:: Input records ::

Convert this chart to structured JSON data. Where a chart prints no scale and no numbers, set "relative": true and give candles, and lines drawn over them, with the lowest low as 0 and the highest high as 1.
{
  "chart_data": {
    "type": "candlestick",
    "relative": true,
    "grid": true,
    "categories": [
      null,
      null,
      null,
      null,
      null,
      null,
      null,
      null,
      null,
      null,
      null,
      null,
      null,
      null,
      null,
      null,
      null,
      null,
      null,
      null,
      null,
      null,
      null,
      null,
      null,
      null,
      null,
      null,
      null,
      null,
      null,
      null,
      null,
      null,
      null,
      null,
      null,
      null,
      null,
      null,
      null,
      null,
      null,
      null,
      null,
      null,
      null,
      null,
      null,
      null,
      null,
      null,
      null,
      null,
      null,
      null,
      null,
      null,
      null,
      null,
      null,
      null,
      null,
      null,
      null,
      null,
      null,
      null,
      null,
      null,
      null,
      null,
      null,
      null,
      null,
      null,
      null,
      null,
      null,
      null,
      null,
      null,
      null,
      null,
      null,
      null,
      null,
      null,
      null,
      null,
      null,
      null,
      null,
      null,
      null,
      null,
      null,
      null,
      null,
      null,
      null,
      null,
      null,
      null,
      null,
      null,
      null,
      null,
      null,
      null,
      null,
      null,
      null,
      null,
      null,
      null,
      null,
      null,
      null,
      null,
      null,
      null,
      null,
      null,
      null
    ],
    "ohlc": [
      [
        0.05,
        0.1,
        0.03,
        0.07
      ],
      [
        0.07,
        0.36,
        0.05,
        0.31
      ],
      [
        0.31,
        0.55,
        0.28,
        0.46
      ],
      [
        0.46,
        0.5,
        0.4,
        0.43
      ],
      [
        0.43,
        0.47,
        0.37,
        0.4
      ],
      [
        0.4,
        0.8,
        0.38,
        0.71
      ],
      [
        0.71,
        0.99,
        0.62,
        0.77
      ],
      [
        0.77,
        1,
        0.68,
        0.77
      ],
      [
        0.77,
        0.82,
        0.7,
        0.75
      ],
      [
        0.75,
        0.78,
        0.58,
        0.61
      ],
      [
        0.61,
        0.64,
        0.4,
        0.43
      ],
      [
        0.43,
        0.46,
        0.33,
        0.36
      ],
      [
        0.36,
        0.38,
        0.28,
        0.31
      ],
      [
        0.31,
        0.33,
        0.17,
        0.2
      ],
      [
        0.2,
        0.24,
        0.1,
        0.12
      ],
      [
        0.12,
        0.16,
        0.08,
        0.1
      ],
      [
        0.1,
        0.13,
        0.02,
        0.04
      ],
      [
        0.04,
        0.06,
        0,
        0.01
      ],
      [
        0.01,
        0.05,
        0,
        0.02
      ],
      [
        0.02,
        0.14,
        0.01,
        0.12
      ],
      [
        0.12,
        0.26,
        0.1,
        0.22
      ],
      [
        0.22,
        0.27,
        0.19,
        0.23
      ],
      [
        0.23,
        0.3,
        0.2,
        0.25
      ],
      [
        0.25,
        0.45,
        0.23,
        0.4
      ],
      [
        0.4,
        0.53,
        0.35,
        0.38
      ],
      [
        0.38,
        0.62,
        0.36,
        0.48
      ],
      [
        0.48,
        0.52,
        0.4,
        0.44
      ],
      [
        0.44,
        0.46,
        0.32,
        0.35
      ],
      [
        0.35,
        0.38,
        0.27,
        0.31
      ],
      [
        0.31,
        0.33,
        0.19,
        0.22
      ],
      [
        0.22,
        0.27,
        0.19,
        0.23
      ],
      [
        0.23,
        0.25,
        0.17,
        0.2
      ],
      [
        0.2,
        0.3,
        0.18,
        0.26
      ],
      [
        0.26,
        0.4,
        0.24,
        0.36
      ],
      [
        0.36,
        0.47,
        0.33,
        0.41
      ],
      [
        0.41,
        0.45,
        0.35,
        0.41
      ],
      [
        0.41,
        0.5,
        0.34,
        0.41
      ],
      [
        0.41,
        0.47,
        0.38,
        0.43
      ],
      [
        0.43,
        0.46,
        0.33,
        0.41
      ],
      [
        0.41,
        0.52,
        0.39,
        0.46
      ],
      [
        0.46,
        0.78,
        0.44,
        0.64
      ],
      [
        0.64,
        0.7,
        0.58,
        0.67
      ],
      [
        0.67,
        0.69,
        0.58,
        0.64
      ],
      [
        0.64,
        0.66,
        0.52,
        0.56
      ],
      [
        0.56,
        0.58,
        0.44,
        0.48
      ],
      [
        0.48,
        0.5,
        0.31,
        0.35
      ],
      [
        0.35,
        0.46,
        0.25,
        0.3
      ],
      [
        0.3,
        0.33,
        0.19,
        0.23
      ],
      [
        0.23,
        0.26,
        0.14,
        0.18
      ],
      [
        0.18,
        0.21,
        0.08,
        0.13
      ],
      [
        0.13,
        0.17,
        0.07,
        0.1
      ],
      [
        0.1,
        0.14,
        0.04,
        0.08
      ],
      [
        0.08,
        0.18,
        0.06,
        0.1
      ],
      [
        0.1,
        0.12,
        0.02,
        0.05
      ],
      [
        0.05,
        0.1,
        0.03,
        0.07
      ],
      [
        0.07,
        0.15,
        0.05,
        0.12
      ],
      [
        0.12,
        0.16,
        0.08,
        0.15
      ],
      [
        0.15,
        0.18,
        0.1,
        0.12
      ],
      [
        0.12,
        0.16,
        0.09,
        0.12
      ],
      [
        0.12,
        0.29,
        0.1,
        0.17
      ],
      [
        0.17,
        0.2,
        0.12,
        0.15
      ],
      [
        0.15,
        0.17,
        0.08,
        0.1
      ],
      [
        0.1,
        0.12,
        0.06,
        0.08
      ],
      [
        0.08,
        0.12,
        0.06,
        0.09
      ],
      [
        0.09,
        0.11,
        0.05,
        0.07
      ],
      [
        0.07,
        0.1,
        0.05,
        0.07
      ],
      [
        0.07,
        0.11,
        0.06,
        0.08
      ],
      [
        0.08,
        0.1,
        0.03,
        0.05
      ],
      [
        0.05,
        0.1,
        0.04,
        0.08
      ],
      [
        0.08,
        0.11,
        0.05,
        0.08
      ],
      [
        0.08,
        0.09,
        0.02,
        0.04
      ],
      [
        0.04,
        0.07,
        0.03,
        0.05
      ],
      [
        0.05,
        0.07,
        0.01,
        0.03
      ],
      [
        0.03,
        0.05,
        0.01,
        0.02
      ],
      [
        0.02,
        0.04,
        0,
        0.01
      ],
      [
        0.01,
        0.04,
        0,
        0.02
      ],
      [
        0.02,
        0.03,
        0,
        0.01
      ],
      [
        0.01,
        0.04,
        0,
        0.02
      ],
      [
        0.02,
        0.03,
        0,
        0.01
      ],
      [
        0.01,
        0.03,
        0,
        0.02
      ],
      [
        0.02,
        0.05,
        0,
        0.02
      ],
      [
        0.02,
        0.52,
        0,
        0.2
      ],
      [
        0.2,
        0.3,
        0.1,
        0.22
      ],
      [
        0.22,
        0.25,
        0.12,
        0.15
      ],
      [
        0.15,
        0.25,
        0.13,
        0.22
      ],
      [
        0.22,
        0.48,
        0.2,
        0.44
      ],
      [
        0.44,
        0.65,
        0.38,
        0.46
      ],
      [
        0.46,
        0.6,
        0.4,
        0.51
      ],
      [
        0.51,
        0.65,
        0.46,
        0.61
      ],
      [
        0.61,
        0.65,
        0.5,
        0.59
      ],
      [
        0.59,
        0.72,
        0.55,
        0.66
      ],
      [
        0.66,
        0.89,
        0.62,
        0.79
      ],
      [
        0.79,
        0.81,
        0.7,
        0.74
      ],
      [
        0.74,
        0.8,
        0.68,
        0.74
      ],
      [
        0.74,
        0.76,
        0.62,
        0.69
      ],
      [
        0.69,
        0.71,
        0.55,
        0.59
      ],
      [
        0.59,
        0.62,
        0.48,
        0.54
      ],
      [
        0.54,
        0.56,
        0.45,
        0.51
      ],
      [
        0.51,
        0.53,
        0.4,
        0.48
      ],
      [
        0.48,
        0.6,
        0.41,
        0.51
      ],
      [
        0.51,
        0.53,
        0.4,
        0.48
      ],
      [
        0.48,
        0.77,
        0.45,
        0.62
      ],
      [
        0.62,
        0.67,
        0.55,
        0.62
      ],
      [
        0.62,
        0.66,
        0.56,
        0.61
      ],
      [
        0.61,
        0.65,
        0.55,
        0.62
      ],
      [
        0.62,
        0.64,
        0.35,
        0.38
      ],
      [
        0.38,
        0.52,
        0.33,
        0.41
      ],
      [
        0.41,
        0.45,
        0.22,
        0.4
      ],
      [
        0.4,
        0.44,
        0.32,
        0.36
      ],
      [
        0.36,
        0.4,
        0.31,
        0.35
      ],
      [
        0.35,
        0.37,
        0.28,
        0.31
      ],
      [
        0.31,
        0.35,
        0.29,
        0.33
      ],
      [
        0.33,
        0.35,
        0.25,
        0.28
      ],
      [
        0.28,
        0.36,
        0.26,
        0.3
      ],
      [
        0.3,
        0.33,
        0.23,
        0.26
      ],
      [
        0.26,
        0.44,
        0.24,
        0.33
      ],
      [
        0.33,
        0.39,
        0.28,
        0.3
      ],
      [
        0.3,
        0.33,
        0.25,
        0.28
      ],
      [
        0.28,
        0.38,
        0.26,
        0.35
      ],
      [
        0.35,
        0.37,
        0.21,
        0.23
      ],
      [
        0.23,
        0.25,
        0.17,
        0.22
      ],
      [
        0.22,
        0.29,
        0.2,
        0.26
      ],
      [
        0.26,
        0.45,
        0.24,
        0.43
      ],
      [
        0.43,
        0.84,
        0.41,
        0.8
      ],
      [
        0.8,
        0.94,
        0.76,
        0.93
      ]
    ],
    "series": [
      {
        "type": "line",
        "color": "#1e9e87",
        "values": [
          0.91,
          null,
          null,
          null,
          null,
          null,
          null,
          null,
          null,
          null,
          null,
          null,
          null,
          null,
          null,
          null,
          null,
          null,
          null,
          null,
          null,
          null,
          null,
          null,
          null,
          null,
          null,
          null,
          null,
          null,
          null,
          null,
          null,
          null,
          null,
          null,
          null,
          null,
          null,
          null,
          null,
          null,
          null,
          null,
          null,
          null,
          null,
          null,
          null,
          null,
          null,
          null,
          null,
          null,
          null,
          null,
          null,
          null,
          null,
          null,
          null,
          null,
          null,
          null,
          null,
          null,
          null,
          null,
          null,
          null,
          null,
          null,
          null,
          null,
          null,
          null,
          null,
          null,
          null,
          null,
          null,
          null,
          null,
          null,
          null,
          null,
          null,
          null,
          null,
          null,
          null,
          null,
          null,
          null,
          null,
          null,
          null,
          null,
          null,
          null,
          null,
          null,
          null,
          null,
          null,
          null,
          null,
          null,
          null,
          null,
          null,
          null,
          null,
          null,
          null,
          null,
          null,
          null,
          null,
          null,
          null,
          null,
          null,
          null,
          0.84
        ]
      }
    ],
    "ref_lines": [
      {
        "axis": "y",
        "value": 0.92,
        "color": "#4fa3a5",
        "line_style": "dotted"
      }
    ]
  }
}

:::

Above are the records. Identify each line that contains the word "true".

● Answer to the task
Convert this chart to structured JSON data. Where a chart prints no scale and no numbers, set "relative": true and give candles, and lines drawn over them, with the lowest low as 0 and the highest high as 1.
    "relative": true,
    "grid": true,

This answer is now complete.